┌────────

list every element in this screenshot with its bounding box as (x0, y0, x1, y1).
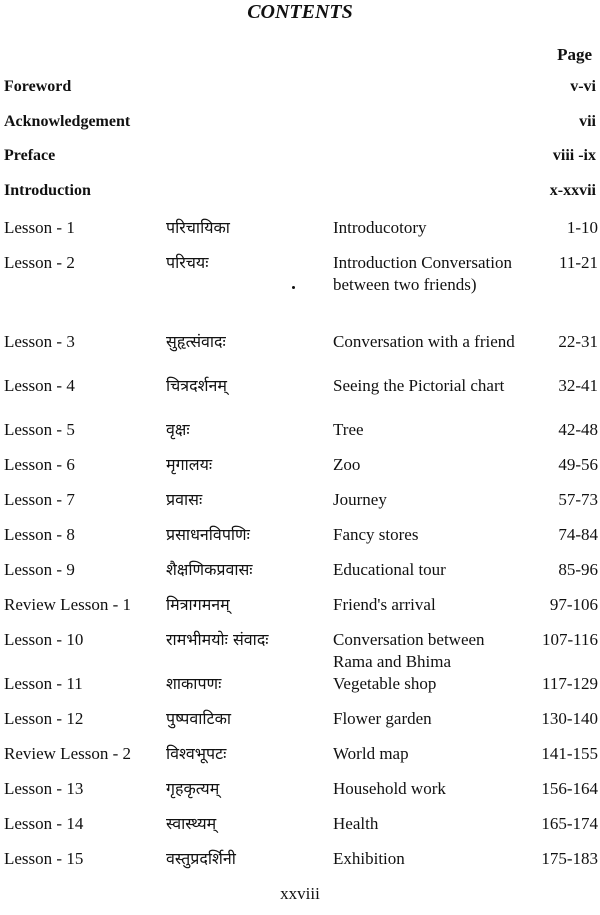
lesson-sanskrit-title: शैक्षणिकप्रवासः (166, 560, 253, 579)
lesson-pages: 49-56 (558, 455, 598, 474)
lesson-number: Lesson - 3 (4, 332, 75, 351)
lesson-row (0, 702, 600, 737)
lesson-sanskrit-title: रामभीमयोः संवादः (166, 630, 269, 649)
lesson-number: Review Lesson - 2 (4, 744, 132, 763)
lesson-number: Lesson - 9 (4, 560, 75, 579)
lesson-number: Lesson - 15 (4, 849, 84, 868)
lesson-row (0, 842, 600, 877)
page-column-heading: Page (557, 45, 592, 64)
lesson-number: Lesson - 5 (4, 420, 75, 439)
lesson-number: Lesson - 1 (4, 218, 75, 237)
lesson-number: Lesson - 12 (4, 709, 84, 728)
front-matter-row (4, 182, 596, 204)
lesson-pages: 117-129 (541, 674, 598, 693)
lesson-english-title: Conversation with a friend (333, 332, 515, 351)
lesson-english-title: Fancy stores (333, 525, 419, 544)
lesson-number: Lesson - 13 (4, 779, 84, 798)
lesson-pages: 85-96 (558, 560, 598, 579)
lesson-pages: 11-21 (558, 253, 598, 272)
front-matter-row (4, 113, 596, 135)
lesson-english-title: Vegetable shop (333, 674, 437, 693)
front-matter-label: Preface (4, 147, 56, 164)
lesson-sanskrit-title: वस्तुप्रदर्शिनी (166, 849, 236, 868)
lesson-number: Lesson - 7 (4, 490, 75, 509)
lesson-row (0, 667, 600, 702)
front-matter-pages: x-xxvii (549, 182, 596, 199)
lesson-pages: 57-73 (558, 490, 598, 509)
lesson-english-title: Health (333, 814, 379, 833)
lesson-pages: 1-10 (566, 218, 598, 237)
lesson-english-title: Exhibition (333, 849, 405, 868)
lesson-row (0, 413, 600, 448)
lesson-row (0, 518, 600, 553)
lesson-row (0, 588, 600, 623)
lesson-pages: 165-174 (541, 814, 598, 833)
lesson-pages: 107-116 (541, 630, 598, 649)
lesson-english-title: Friend's arrival (333, 595, 436, 614)
page-title: CONTENTS (247, 1, 353, 23)
lesson-sanskrit-title: सुहृत्संवादः (166, 332, 226, 351)
lesson-row (0, 369, 600, 413)
front-matter-pages: v-vi (570, 78, 596, 95)
lesson-sanskrit-title: गृहकृत्यम् (166, 779, 220, 798)
lesson-sanskrit-title: मित्रागमनम् (166, 595, 230, 614)
lesson-english-title: Conversation between Rama and Bhima (333, 630, 485, 671)
lesson-pages: 97-106 (549, 595, 598, 614)
lesson-row (0, 623, 600, 671)
lesson-row (0, 325, 600, 369)
lesson-pages: 74-84 (558, 525, 598, 544)
lesson-pages: 22-31 (558, 332, 598, 351)
lesson-row (0, 483, 600, 518)
lesson-sanskrit-title: परिचायिका (166, 218, 230, 237)
lesson-sanskrit-title: परिचयः (166, 253, 209, 272)
lesson-number: Lesson - 6 (4, 455, 75, 474)
lesson-english-title: Educational tour (333, 560, 446, 579)
front-matter-label: Introduction (4, 182, 91, 199)
lesson-number: Lesson - 4 (4, 376, 75, 395)
lesson-sanskrit-title: प्रसाधनविपणिः (166, 525, 250, 544)
lesson-number: Lesson - 8 (4, 525, 75, 544)
lesson-english-title: Introduction Conversation between two friends) (333, 253, 512, 294)
lesson-row (0, 737, 600, 772)
lesson-english-title: Zoo (333, 455, 361, 474)
footer-page-number: xxviii (280, 884, 320, 903)
lesson-number: Lesson - 14 (4, 814, 84, 833)
lesson-english-title: Journey (333, 490, 387, 509)
lesson-english-title: World map (333, 744, 409, 763)
lesson-row (0, 211, 600, 246)
lesson-pages: 141-155 (541, 744, 598, 763)
lesson-sanskrit-title: पुष्पवाटिका (166, 709, 232, 728)
lesson-sanskrit-title: शाकापणः (166, 674, 222, 693)
lesson-sanskrit-title: प्रवासः (166, 490, 203, 509)
lesson-pages: 130-140 (541, 709, 598, 728)
lesson-pages: 175-183 (541, 849, 598, 868)
stray-dot (292, 286, 295, 289)
front-matter-label: Foreword (4, 78, 72, 95)
lesson-sanskrit-title: स्वास्थ्यम् (166, 814, 217, 833)
lesson-english-title: Introducotory (333, 218, 427, 237)
lesson-row (0, 553, 600, 588)
front-matter-pages: vii (579, 113, 596, 130)
lesson-english-title: Tree (333, 420, 364, 439)
lesson-number: Review Lesson - 1 (4, 595, 132, 614)
lesson-english-title: Seeing the Pictorial chart (333, 376, 505, 395)
lesson-number: Lesson - 10 (4, 630, 84, 649)
lesson-pages: 42-48 (558, 420, 598, 439)
lesson-english-title: Flower garden (333, 709, 432, 728)
lesson-table (0, 211, 600, 877)
lesson-row (0, 448, 600, 483)
lesson-sanskrit-title: वृक्षः (166, 420, 190, 439)
lesson-sanskrit-title: चित्रदर्शनम् (166, 376, 227, 395)
lesson-sanskrit-title: मृगालयः (166, 455, 213, 474)
lesson-row (0, 807, 600, 842)
lesson-row (0, 772, 600, 807)
front-matter-row (4, 147, 596, 169)
lesson-number: Lesson - 2 (4, 253, 75, 272)
lesson-pages: 32-41 (558, 376, 598, 395)
lesson-number: Lesson - 11 (4, 674, 83, 693)
lesson-sanskrit-title: विश्वभूपटः (166, 744, 227, 763)
front-matter-row (4, 78, 596, 100)
lesson-pages: 156-164 (541, 779, 598, 798)
lesson-row (0, 246, 600, 325)
front-matter-pages: viii -ix (552, 147, 596, 164)
lesson-english-title: Household work (333, 779, 446, 798)
front-matter-label: Acknowledgement (4, 113, 131, 130)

└────────

■ PROBLEM STATEMENT
Copy every line of the items above word for word, leaving out the pictures.

■ ANSWER TO THE EXERCISE
list every element in this screenshot with its bounding box as (x0, y0, x1, y1).
lesson-sanskrit-title: शैक्षणिकप्रवासः (166, 560, 253, 579)
lesson-pages: 49-56 (558, 455, 598, 474)
lesson-number: Lesson - 3 (4, 332, 75, 351)
lesson-row (0, 702, 600, 737)
lesson-sanskrit-title: रामभीमयोः संवादः (166, 630, 269, 649)
lesson-number: Review Lesson - 2 (4, 744, 132, 763)
lesson-number: Lesson - 9 (4, 560, 75, 579)
lesson-number: Lesson - 15 (4, 849, 84, 868)
lesson-row (0, 842, 600, 877)
page-column-heading: Page (557, 45, 592, 64)
lesson-number: Lesson - 5 (4, 420, 75, 439)
lesson-number: Lesson - 1 (4, 218, 75, 237)
lesson-number: Lesson - 12 (4, 709, 84, 728)
front-matter-row (4, 182, 596, 204)
lesson-pages: 117-129 (541, 674, 598, 693)
lesson-english-title: Conversation with a friend (333, 332, 515, 351)
lesson-english-title: Fancy stores (333, 525, 419, 544)
lesson-number: Lesson - 13 (4, 779, 84, 798)
lesson-pages: 85-96 (558, 560, 598, 579)
lesson-pages: 11-21 (558, 253, 598, 272)
front-matter-row (4, 113, 596, 135)
lesson-english-title: Vegetable shop (333, 674, 437, 693)
front-matter-label: Preface (4, 147, 56, 164)
lesson-sanskrit-title: वस्तुप्रदर्शिनी (166, 849, 236, 868)
lesson-number: Lesson - 7 (4, 490, 75, 509)
lesson-row (0, 667, 600, 702)
front-matter-pages: x-xxvii (549, 182, 596, 199)
lesson-pages: 57-73 (558, 490, 598, 509)
lesson-english-title: Health (333, 814, 379, 833)
lesson-pages: 1-10 (566, 218, 598, 237)
lesson-english-title: Exhibition (333, 849, 405, 868)
lesson-row (0, 413, 600, 448)
lesson-row (0, 518, 600, 553)
lesson-row (0, 588, 600, 623)
lesson-pages: 165-174 (541, 814, 598, 833)
lesson-pages: 107-116 (541, 630, 598, 649)
lesson-english-title: Friend's arrival (333, 595, 436, 614)
page-title: CONTENTS (247, 1, 353, 23)
lesson-sanskrit-title: सुहृत्संवादः (166, 332, 226, 351)
lesson-row (0, 369, 600, 413)
front-matter-pages: v-vi (570, 78, 596, 95)
lesson-sanskrit-title: गृहकृत्यम् (166, 779, 220, 798)
lesson-sanskrit-title: मित्रागमनम् (166, 595, 230, 614)
lesson-english-title: Conversation between Rama and Bhima (333, 630, 485, 671)
lesson-pages: 97-106 (549, 595, 598, 614)
lesson-row (0, 623, 600, 671)
lesson-row (0, 325, 600, 369)
lesson-pages: 74-84 (558, 525, 598, 544)
lesson-pages: 22-31 (558, 332, 598, 351)
lesson-row (0, 483, 600, 518)
lesson-sanskrit-title: परिचायिका (166, 218, 230, 237)
lesson-sanskrit-title: परिचयः (166, 253, 209, 272)
lesson-number: Lesson - 6 (4, 455, 75, 474)
lesson-english-title: Educational tour (333, 560, 446, 579)
front-matter-label: Introduction (4, 182, 91, 199)
lesson-number: Lesson - 4 (4, 376, 75, 395)
lesson-sanskrit-title: प्रसाधनविपणिः (166, 525, 250, 544)
lesson-number: Lesson - 8 (4, 525, 75, 544)
lesson-english-title: Introduction Conversation between two friends) (333, 253, 512, 294)
lesson-row (0, 737, 600, 772)
lesson-english-title: Zoo (333, 455, 361, 474)
footer-page-number: xxviii (280, 884, 320, 903)
lesson-number: Lesson - 14 (4, 814, 84, 833)
lesson-english-title: Journey (333, 490, 387, 509)
lesson-english-title: World map (333, 744, 409, 763)
lesson-row (0, 211, 600, 246)
lesson-pages: 141-155 (541, 744, 598, 763)
lesson-sanskrit-title: पुष्पवाटिका (166, 709, 232, 728)
lesson-sanskrit-title: शाकापणः (166, 674, 222, 693)
lesson-sanskrit-title: प्रवासः (166, 490, 203, 509)
lesson-pages: 130-140 (541, 709, 598, 728)
lesson-pages: 175-183 (541, 849, 598, 868)
stray-dot (292, 286, 295, 289)
front-matter-label: Foreword (4, 78, 72, 95)
lesson-sanskrit-title: स्वास्थ्यम् (166, 814, 217, 833)
lesson-english-title: Introducotory (333, 218, 427, 237)
lesson-row (0, 553, 600, 588)
front-matter-pages: vii (579, 113, 596, 130)
lesson-english-title: Tree (333, 420, 364, 439)
lesson-number: Review Lesson - 1 (4, 595, 132, 614)
lesson-english-title: Seeing the Pictorial chart (333, 376, 505, 395)
lesson-number: Lesson - 10 (4, 630, 84, 649)
lesson-pages: 42-48 (558, 420, 598, 439)
lesson-english-title: Flower garden (333, 709, 432, 728)
lesson-table (0, 211, 600, 877)
lesson-row (0, 448, 600, 483)
lesson-sanskrit-title: वृक्षः (166, 420, 190, 439)
lesson-sanskrit-title: चित्रदर्शनम् (166, 376, 227, 395)
lesson-sanskrit-title: मृगालयः (166, 455, 213, 474)
lesson-row (0, 807, 600, 842)
lesson-row (0, 772, 600, 807)
front-matter-row (4, 147, 596, 169)
lesson-number: Lesson - 2 (4, 253, 75, 272)
lesson-pages: 32-41 (558, 376, 598, 395)
lesson-number: Lesson - 11 (4, 674, 83, 693)
lesson-sanskrit-title: विश्वभूपटः (166, 744, 227, 763)
front-matter-row (4, 78, 596, 100)
lesson-pages: 156-164 (541, 779, 598, 798)
lesson-row (0, 246, 600, 325)
front-matter-pages: viii -ix (552, 147, 596, 164)
lesson-english-title: Household work (333, 779, 446, 798)
front-matter-label: Acknowledgement (4, 113, 131, 130)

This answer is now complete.